====== Listing ======
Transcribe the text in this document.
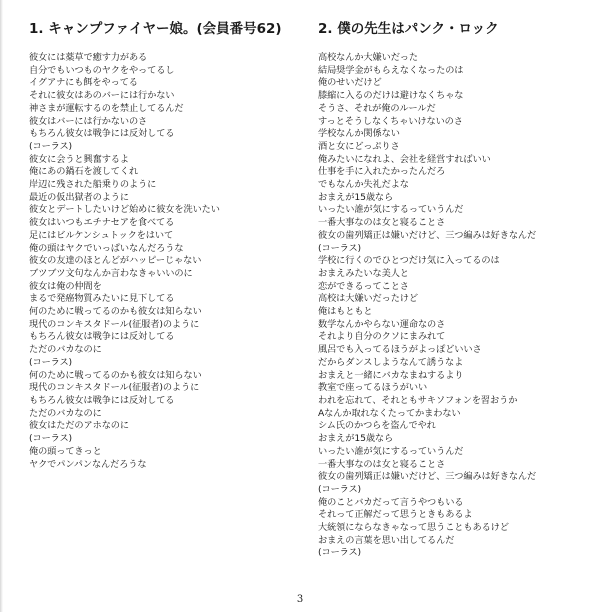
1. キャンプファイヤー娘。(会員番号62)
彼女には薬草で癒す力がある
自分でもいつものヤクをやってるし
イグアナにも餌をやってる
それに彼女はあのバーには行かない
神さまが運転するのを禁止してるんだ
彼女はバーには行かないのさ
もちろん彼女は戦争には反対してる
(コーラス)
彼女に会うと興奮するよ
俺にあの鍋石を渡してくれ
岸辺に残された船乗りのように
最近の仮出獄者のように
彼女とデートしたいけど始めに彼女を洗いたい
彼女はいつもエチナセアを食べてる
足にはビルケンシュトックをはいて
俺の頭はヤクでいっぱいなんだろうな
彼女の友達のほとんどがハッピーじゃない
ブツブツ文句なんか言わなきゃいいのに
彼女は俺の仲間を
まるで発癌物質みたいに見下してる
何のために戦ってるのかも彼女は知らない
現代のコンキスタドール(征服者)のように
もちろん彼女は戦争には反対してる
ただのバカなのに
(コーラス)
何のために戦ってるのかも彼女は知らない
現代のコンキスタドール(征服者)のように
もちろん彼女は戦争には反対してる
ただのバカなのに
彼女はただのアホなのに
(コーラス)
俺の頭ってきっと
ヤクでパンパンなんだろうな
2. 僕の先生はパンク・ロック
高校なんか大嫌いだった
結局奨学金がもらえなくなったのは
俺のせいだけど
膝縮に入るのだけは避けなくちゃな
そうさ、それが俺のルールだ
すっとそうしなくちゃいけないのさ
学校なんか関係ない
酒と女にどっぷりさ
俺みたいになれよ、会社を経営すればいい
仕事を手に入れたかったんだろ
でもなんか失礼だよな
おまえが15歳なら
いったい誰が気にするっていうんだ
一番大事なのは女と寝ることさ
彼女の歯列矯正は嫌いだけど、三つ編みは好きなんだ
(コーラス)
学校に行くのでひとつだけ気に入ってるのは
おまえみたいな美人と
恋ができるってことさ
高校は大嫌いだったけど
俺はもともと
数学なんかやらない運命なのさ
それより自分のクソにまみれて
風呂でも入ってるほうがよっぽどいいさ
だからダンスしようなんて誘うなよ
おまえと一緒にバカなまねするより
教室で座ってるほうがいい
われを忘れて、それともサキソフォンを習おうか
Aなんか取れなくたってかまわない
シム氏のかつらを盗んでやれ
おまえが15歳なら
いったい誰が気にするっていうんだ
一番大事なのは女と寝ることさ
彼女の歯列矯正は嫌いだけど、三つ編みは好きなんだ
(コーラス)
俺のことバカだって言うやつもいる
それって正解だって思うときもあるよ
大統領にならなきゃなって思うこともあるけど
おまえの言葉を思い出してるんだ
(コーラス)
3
======
====== Listing ======
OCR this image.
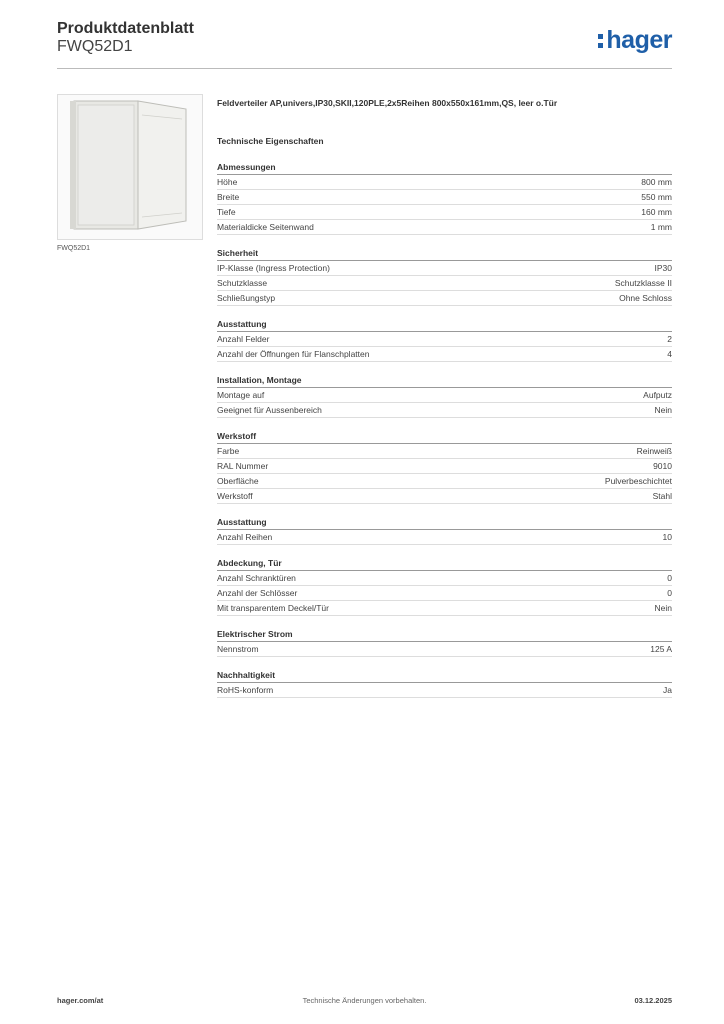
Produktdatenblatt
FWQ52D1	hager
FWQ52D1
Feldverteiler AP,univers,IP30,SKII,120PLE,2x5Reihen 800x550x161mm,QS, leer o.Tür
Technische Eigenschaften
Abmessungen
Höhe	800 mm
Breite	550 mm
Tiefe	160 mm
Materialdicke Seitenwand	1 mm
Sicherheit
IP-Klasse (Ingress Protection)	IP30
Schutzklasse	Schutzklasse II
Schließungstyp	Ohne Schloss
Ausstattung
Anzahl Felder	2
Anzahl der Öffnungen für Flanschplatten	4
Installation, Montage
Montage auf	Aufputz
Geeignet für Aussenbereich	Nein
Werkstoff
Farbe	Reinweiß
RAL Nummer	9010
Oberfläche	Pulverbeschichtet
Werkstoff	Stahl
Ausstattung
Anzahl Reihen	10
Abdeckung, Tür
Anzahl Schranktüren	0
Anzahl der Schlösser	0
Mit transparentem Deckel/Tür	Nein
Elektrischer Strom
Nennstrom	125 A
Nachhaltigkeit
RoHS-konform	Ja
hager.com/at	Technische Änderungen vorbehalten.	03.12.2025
======
**Set exercise:** In the records above, locate the lines holding the word "this". Copy each of them.

**Task answer:**
Transcribe the text in this document.
OCR this image.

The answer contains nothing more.